Given exercise: In the material below, find every line with "день" and pull it out.

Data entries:
--- BEGIN ---

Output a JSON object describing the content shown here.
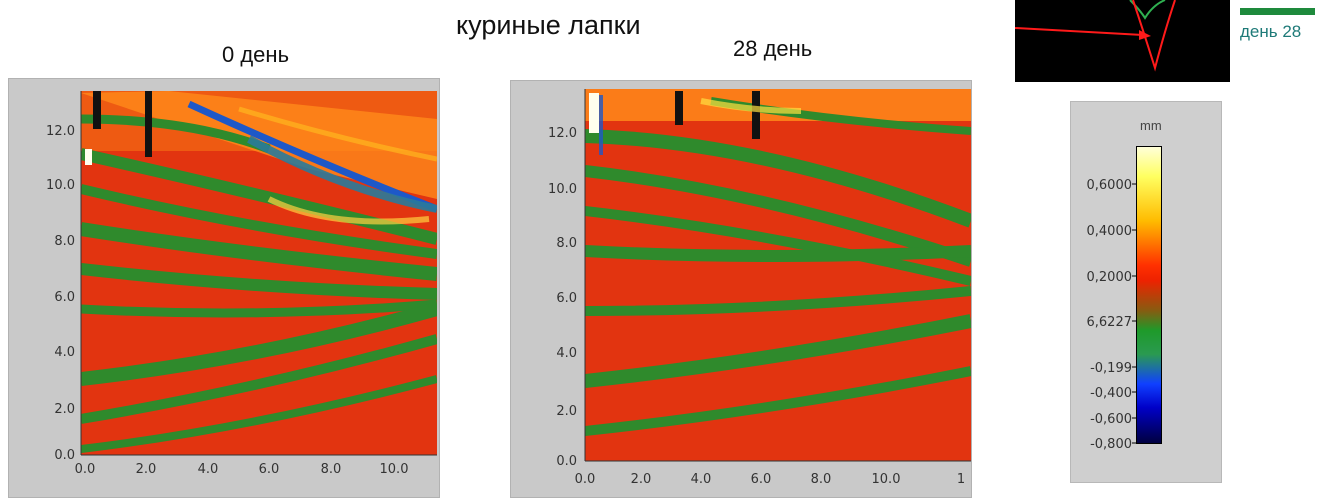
{
  "title": "куриные лапки",
  "panels": [
    {
      "title": "0 день",
      "x_ticks": [
        "0.0",
        "2.0",
        "4.0",
        "6.0",
        "8.0",
        "10.0"
      ],
      "y_ticks": [
        "0.0",
        "2.0",
        "4.0",
        "6.0",
        "8.0",
        "10.0",
        "12.0"
      ]
    },
    {
      "title": "28 день",
      "x_ticks": [
        "0.0",
        "2.0",
        "4.0",
        "6.0",
        "8.0",
        "10.0",
        "1"
      ],
      "y_ticks": [
        "0.0",
        "2.0",
        "4.0",
        "6.0",
        "8.0",
        "10.0",
        "12.0"
      ]
    }
  ],
  "legend": {
    "label": "день 28",
    "color": "#1e8a3c"
  },
  "colorbar": {
    "unit": "mm",
    "ticks": [
      "0,6000",
      "0,4000",
      "0,2000",
      "6,6227",
      "-0,199",
      "-0,400",
      "-0,600",
      "-0,800"
    ]
  },
  "colors": {
    "red": "#e23410",
    "green": "#2f8a2c",
    "blue": "#1e58c8",
    "yellow": "#ffe040",
    "orange": "#ff8a1a"
  }
}
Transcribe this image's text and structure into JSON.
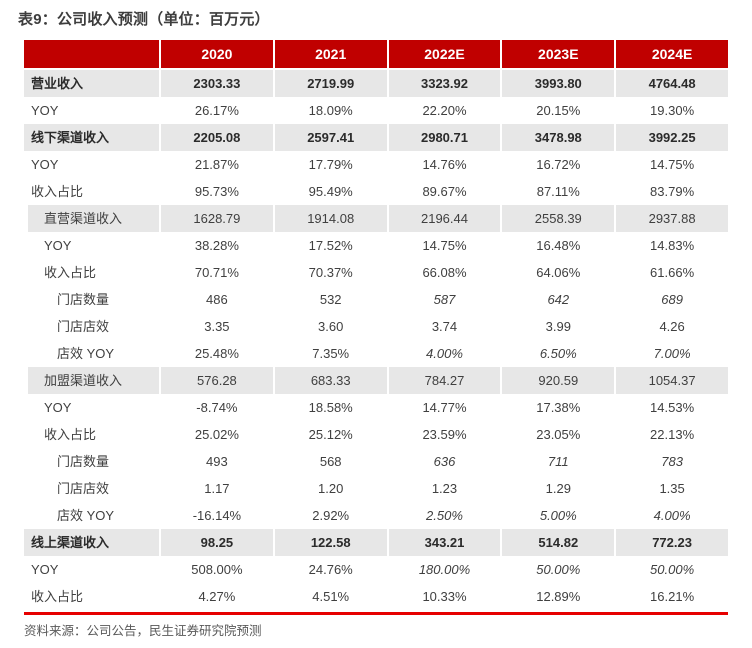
{
  "title": "表9：公司收入预测（单位：百万元）",
  "footer": "资料来源：公司公告，民生证券研究院预测",
  "colors": {
    "header_bg": "#C00000",
    "highlight_row_bg": "#E7E7E7",
    "divider_red": "#E60000",
    "header_text": "#FFFFFF",
    "body_text": "#404040"
  },
  "table": {
    "columns": [
      "",
      "2020",
      "2021",
      "2022E",
      "2023E",
      "2024E"
    ],
    "rows": [
      {
        "label": "营业收入",
        "style": "section",
        "indent": 0,
        "values": [
          "2303.33",
          "2719.99",
          "3323.92",
          "3993.80",
          "4764.48"
        ],
        "italic_cols": []
      },
      {
        "label": "YOY",
        "style": "normal",
        "indent": 0,
        "values": [
          "26.17%",
          "18.09%",
          "22.20%",
          "20.15%",
          "19.30%"
        ],
        "italic_cols": []
      },
      {
        "label": "线下渠道收入",
        "style": "section",
        "indent": 0,
        "values": [
          "2205.08",
          "2597.41",
          "2980.71",
          "3478.98",
          "3992.25"
        ],
        "italic_cols": []
      },
      {
        "label": "YOY",
        "style": "normal",
        "indent": 0,
        "values": [
          "21.87%",
          "17.79%",
          "14.76%",
          "16.72%",
          "14.75%"
        ],
        "italic_cols": []
      },
      {
        "label": "收入占比",
        "style": "normal",
        "indent": 0,
        "values": [
          "95.73%",
          "95.49%",
          "89.67%",
          "87.11%",
          "83.79%"
        ],
        "italic_cols": []
      },
      {
        "label": "直营渠道收入",
        "style": "sub",
        "indent": 1,
        "values": [
          "1628.79",
          "1914.08",
          "2196.44",
          "2558.39",
          "2937.88"
        ],
        "italic_cols": []
      },
      {
        "label": "YOY",
        "style": "normal",
        "indent": 1,
        "values": [
          "38.28%",
          "17.52%",
          "14.75%",
          "16.48%",
          "14.83%"
        ],
        "italic_cols": []
      },
      {
        "label": "收入占比",
        "style": "normal",
        "indent": 1,
        "values": [
          "70.71%",
          "70.37%",
          "66.08%",
          "64.06%",
          "61.66%"
        ],
        "italic_cols": []
      },
      {
        "label": "门店数量",
        "style": "normal",
        "indent": 2,
        "values": [
          "486",
          "532",
          "587",
          "642",
          "689"
        ],
        "italic_cols": [
          2,
          3,
          4
        ]
      },
      {
        "label": "门店店效",
        "style": "normal",
        "indent": 2,
        "values": [
          "3.35",
          "3.60",
          "3.74",
          "3.99",
          "4.26"
        ],
        "italic_cols": []
      },
      {
        "label": "店效 YOY",
        "style": "normal",
        "indent": 2,
        "values": [
          "25.48%",
          "7.35%",
          "4.00%",
          "6.50%",
          "7.00%"
        ],
        "italic_cols": [
          2,
          3,
          4
        ]
      },
      {
        "label": "加盟渠道收入",
        "style": "sub",
        "indent": 1,
        "values": [
          "576.28",
          "683.33",
          "784.27",
          "920.59",
          "1054.37"
        ],
        "italic_cols": []
      },
      {
        "label": "YOY",
        "style": "normal",
        "indent": 1,
        "values": [
          "-8.74%",
          "18.58%",
          "14.77%",
          "17.38%",
          "14.53%"
        ],
        "italic_cols": []
      },
      {
        "label": "收入占比",
        "style": "normal",
        "indent": 1,
        "values": [
          "25.02%",
          "25.12%",
          "23.59%",
          "23.05%",
          "22.13%"
        ],
        "italic_cols": []
      },
      {
        "label": "门店数量",
        "style": "normal",
        "indent": 2,
        "values": [
          "493",
          "568",
          "636",
          "711",
          "783"
        ],
        "italic_cols": [
          2,
          3,
          4
        ]
      },
      {
        "label": "门店店效",
        "style": "normal",
        "indent": 2,
        "values": [
          "1.17",
          "1.20",
          "1.23",
          "1.29",
          "1.35"
        ],
        "italic_cols": []
      },
      {
        "label": "店效 YOY",
        "style": "normal",
        "indent": 2,
        "values": [
          "-16.14%",
          "2.92%",
          "2.50%",
          "5.00%",
          "4.00%"
        ],
        "italic_cols": [
          2,
          3,
          4
        ]
      },
      {
        "label": "线上渠道收入",
        "style": "section",
        "indent": 0,
        "values": [
          "98.25",
          "122.58",
          "343.21",
          "514.82",
          "772.23"
        ],
        "italic_cols": []
      },
      {
        "label": "YOY",
        "style": "normal",
        "indent": 0,
        "values": [
          "508.00%",
          "24.76%",
          "180.00%",
          "50.00%",
          "50.00%"
        ],
        "italic_cols": [
          2,
          3,
          4
        ]
      },
      {
        "label": "收入占比",
        "style": "normal",
        "indent": 0,
        "values": [
          "4.27%",
          "4.51%",
          "10.33%",
          "12.89%",
          "16.21%"
        ],
        "italic_cols": []
      }
    ]
  }
}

--- END ---

Written solution:
      "title": "0 день",
      "title": "28 день",
    "label": "день 28",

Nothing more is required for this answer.